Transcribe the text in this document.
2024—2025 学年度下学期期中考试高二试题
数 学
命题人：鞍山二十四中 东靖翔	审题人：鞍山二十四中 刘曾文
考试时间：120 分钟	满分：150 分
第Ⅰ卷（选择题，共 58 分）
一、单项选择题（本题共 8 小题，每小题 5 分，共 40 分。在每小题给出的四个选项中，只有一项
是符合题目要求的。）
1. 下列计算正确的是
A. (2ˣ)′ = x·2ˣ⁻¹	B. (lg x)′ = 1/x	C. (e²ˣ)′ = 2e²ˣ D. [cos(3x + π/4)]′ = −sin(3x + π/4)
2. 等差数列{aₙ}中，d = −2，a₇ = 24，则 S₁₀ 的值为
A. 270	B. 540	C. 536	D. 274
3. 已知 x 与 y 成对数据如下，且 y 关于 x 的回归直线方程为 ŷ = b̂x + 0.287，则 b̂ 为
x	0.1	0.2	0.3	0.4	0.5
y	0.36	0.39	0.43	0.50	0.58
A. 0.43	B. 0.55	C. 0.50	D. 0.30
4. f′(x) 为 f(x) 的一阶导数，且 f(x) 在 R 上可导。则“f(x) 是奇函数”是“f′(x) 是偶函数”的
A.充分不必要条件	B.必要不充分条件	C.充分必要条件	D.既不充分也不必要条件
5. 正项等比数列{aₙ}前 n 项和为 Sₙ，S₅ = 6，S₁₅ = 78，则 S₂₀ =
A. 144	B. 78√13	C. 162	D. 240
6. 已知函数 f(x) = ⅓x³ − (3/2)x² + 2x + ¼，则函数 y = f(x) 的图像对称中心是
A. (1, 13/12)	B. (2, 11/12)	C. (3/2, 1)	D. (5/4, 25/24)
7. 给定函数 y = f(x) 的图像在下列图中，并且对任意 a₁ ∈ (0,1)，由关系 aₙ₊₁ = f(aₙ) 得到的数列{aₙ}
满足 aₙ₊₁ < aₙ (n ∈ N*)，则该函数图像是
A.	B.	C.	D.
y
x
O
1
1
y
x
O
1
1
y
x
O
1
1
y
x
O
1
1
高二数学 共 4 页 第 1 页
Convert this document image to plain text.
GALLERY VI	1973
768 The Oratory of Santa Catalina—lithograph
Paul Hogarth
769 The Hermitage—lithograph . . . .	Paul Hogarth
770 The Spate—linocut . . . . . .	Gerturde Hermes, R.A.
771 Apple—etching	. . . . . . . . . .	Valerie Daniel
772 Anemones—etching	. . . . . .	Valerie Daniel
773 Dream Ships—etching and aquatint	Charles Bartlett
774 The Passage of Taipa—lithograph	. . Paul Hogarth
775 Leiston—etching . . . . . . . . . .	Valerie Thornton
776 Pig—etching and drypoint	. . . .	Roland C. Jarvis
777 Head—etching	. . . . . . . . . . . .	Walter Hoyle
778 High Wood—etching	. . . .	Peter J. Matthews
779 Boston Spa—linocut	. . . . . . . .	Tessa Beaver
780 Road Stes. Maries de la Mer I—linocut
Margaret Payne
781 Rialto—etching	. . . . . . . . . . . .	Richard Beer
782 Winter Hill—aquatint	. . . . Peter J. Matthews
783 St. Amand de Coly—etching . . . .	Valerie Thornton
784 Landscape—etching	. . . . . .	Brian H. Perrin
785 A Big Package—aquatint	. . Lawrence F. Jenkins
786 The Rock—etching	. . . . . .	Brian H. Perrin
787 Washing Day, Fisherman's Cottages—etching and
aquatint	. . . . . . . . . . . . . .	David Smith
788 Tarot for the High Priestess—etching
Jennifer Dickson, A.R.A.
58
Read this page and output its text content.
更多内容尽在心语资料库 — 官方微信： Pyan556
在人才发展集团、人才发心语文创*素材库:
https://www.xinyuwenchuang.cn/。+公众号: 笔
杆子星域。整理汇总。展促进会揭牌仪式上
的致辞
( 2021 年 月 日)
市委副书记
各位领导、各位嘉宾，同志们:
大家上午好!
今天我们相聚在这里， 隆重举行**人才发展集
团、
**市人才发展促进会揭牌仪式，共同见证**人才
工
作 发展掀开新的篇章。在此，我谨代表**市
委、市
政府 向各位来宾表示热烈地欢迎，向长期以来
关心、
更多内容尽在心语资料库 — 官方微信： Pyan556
####################
Given task:
Look through the listing and extract every line with "Valerie" in it.

Task output:
771 Apple—etching	. . . . . . . . . .	Valerie Daniel
772 Anemones—etching	. . . . . .	Valerie Daniel
775 Leiston—etching . . . . . . . . . .	Valerie Thornton
783 St. Amand de Coly—etching . . . .	Valerie Thornton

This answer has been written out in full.